- _Set task_:
Reproduce each line of the listing exactly.
════════════════════
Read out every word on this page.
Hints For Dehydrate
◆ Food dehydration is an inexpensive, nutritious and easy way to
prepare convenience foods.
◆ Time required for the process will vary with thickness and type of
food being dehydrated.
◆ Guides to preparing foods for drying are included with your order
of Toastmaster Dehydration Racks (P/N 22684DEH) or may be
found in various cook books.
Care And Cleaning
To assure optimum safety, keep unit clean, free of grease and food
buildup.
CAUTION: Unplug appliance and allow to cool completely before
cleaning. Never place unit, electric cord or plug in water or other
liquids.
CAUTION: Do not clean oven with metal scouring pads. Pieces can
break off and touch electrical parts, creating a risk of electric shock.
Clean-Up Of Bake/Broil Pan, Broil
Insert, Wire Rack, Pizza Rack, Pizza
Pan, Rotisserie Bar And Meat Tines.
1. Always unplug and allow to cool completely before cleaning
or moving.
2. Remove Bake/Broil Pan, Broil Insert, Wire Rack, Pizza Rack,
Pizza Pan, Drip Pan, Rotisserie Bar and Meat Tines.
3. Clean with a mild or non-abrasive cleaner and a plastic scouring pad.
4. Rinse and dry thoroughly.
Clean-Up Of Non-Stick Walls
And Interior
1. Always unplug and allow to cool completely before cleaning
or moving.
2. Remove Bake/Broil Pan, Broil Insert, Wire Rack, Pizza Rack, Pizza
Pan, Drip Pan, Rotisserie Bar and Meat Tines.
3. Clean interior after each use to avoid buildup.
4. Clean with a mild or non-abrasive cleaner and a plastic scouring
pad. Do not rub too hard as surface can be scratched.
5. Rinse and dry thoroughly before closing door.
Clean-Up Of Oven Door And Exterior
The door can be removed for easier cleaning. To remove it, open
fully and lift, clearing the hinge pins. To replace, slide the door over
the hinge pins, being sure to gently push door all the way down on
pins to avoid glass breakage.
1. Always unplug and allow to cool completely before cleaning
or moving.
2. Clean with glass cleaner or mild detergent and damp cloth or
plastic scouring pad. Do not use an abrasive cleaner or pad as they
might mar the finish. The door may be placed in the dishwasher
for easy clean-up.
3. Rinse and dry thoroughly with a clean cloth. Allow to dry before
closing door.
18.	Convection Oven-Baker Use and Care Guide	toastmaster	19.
════════════════════
- _Correct response_:
Read out every word on this page.
Hints For Dehydrate
◆ Food dehydration is an inexpensive, nutritious and easy way to
prepare convenience foods.
◆ Time required for the process will vary with thickness and type of
food being dehydrated.
◆ Guides to preparing foods for drying are included with your order
of Toastmaster Dehydration Racks (P/N 22684DEH) or may be
found in various cook books.
Care And Cleaning
To assure optimum safety, keep unit clean, free of grease and food
buildup.
CAUTION: Unplug appliance and allow to cool completely before
cleaning. Never place unit, electric cord or plug in water or other
liquids.
CAUTION: Do not clean oven with metal scouring pads. Pieces can
break off and touch electrical parts, creating a risk of electric shock.
Clean-Up Of Bake/Broil Pan, Broil
Insert, Wire Rack, Pizza Rack, Pizza
Pan, Rotisserie Bar And Meat Tines.
1. Always unplug and allow to cool completely before cleaning
or moving.
2. Remove Bake/Broil Pan, Broil Insert, Wire Rack, Pizza Rack,
Pizza Pan, Drip Pan, Rotisserie Bar and Meat Tines.
3. Clean with a mild or non-abrasive cleaner and a plastic scouring pad.
4. Rinse and dry thoroughly.
Clean-Up Of Non-Stick Walls
And Interior
1. Always unplug and allow to cool completely before cleaning
or moving.
2. Remove Bake/Broil Pan, Broil Insert, Wire Rack, Pizza Rack, Pizza
Pan, Drip Pan, Rotisserie Bar and Meat Tines.
3. Clean interior after each use to avoid buildup.
4. Clean with a mild or non-abrasive cleaner and a plastic scouring
pad. Do not rub too hard as surface can be scratched.
5. Rinse and dry thoroughly before closing door.
Clean-Up Of Oven Door And Exterior
The door can be removed for easier cleaning. To remove it, open
fully and lift, clearing the hinge pins. To replace, slide the door over
the hinge pins, being sure to gently push door all the way down on
pins to avoid glass breakage.
1. Always unplug and allow to cool completely before cleaning
or moving.
2. Clean with glass cleaner or mild detergent and damp cloth or
plastic scouring pad. Do not use an abrasive cleaner or pad as they
might mar the finish. The door may be placed in the dishwasher
for easy clean-up.
3. Rinse and dry thoroughly with a clean cloth. Allow to dry before
closing door.
18.	Convection Oven-Baker Use and Care Guide	toastmaster	19.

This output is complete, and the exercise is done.